◆ OBJECTIVE: In the records below, find each line containing the word "JSON" and copy it.

◆ INPUT RECORDS:
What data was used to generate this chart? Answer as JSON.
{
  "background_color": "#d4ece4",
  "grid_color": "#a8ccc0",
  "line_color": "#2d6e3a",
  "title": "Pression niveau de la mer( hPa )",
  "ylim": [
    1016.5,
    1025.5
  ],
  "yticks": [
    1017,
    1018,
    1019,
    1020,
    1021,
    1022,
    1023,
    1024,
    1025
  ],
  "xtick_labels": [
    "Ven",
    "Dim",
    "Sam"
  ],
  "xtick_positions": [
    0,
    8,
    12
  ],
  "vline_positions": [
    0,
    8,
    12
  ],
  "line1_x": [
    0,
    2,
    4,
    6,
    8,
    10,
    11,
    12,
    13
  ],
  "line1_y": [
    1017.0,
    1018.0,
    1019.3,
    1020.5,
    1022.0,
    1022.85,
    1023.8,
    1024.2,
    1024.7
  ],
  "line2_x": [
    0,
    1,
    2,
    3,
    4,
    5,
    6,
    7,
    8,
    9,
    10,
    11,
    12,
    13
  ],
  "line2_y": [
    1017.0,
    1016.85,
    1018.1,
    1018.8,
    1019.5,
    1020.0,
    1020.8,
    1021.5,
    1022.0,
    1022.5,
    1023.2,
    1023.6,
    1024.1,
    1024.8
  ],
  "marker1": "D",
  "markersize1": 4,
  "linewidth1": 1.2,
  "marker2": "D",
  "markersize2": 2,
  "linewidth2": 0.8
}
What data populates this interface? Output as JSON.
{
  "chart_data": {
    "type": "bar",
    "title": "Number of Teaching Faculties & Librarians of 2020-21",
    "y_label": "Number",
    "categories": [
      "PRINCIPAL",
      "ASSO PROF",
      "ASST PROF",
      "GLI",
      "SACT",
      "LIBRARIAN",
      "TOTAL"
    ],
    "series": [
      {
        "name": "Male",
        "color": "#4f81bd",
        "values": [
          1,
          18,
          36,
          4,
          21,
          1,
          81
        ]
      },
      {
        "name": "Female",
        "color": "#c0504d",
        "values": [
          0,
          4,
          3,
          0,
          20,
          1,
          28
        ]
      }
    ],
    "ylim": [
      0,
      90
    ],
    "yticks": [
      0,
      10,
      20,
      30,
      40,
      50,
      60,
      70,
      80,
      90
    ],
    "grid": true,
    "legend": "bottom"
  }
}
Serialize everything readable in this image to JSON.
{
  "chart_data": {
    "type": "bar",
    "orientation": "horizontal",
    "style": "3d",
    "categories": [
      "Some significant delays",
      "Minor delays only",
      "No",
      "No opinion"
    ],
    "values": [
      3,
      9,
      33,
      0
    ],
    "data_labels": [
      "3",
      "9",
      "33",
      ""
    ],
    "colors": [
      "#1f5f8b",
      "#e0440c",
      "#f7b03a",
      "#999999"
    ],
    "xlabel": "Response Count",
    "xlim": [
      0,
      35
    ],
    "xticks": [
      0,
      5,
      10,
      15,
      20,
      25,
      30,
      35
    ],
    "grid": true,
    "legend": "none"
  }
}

◆ SOLUTION FOR THIS PROBLEM:
What data was used to generate this chart? Answer as JSON.
What data populates this interface? Output as JSON.
Serialize everything readable in this image to JSON.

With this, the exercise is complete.